What you have to do. Return only the count of lines in which the word "Feature" appears.

Data for processing.

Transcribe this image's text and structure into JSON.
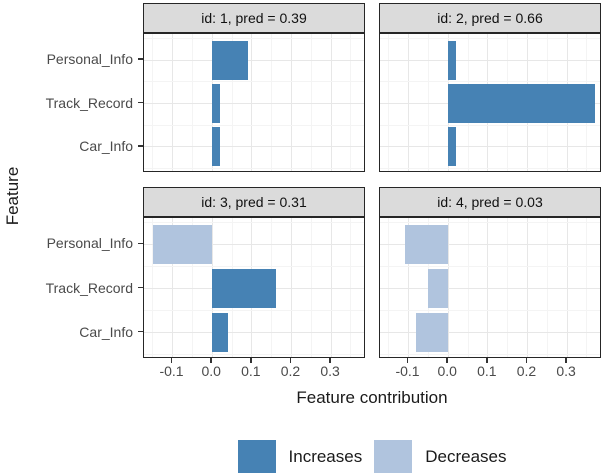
{
  "chart_data": {
    "type": "bar",
    "orientation": "horizontal",
    "title": "",
    "xlabel": "Feature contribution",
    "ylabel": "Feature",
    "categories": [
      "Personal_Info",
      "Track_Record",
      "Car_Info"
    ],
    "x_tick_values": [
      -0.1,
      0.0,
      0.1,
      0.2,
      0.3
    ],
    "x_tick_labels": [
      "-0.1",
      "0.0",
      "0.1",
      "0.2",
      "0.3"
    ],
    "x_minor_values": [
      -0.15,
      -0.05,
      0.05,
      0.15,
      0.25,
      0.35
    ],
    "xlim": [
      -0.172,
      0.388
    ],
    "grid": true,
    "facet_layout": {
      "rows": 2,
      "cols": 2
    },
    "facets": [
      {
        "id": "1",
        "pred": "0.39",
        "strip_label": "id: 1, pred = 0.39",
        "values": [
          0.09,
          0.02,
          0.02
        ]
      },
      {
        "id": "2",
        "pred": "0.66",
        "strip_label": "id: 2, pred = 0.66",
        "values": [
          0.02,
          0.37,
          0.02
        ]
      },
      {
        "id": "3",
        "pred": "0.31",
        "strip_label": "id: 3, pred = 0.31",
        "values": [
          -0.15,
          0.16,
          0.04
        ]
      },
      {
        "id": "4",
        "pred": "0.03",
        "strip_label": "id: 4, pred = 0.03",
        "values": [
          -0.11,
          -0.05,
          -0.08
        ]
      }
    ],
    "legend": {
      "position": "bottom",
      "items": [
        {
          "label": "Increases",
          "color": "#4682b4"
        },
        {
          "label": "Decreases",
          "color": "#b0c4de"
        }
      ]
    },
    "colors": {
      "increase": "#4682b4",
      "decrease": "#b0c4de",
      "strip_fill": "#dbdbdb",
      "panel_border": "#262626",
      "grid_major": "#e7e7e7",
      "grid_minor": "#f4f4f4",
      "tick_text": "#4a4a4a"
    }
  }
}
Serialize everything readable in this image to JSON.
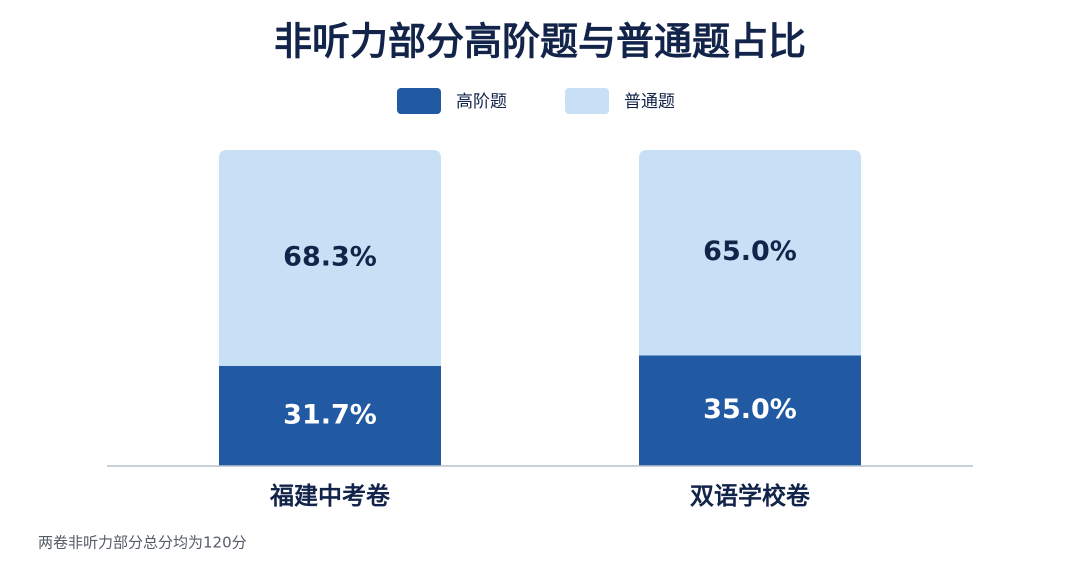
{
  "chart_data": {
    "type": "stacked-bar",
    "title": "非听力部分高阶题与普通题占比",
    "categories": [
      "福建中考卷",
      "双语学校卷"
    ],
    "series": [
      {
        "name": "高阶题",
        "color": "#2159a3",
        "values": [
          31.7,
          35.0
        ],
        "value_labels": [
          "31.7%",
          "35.0%"
        ]
      },
      {
        "name": "普通题",
        "color": "#c7e0f5",
        "values": [
          68.3,
          65.0
        ],
        "value_labels": [
          "68.3%",
          "65.0%"
        ]
      }
    ],
    "ylim": [
      0,
      100
    ],
    "footnote": "两卷非听力部分总分均为120分"
  }
}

Exercise solution. 2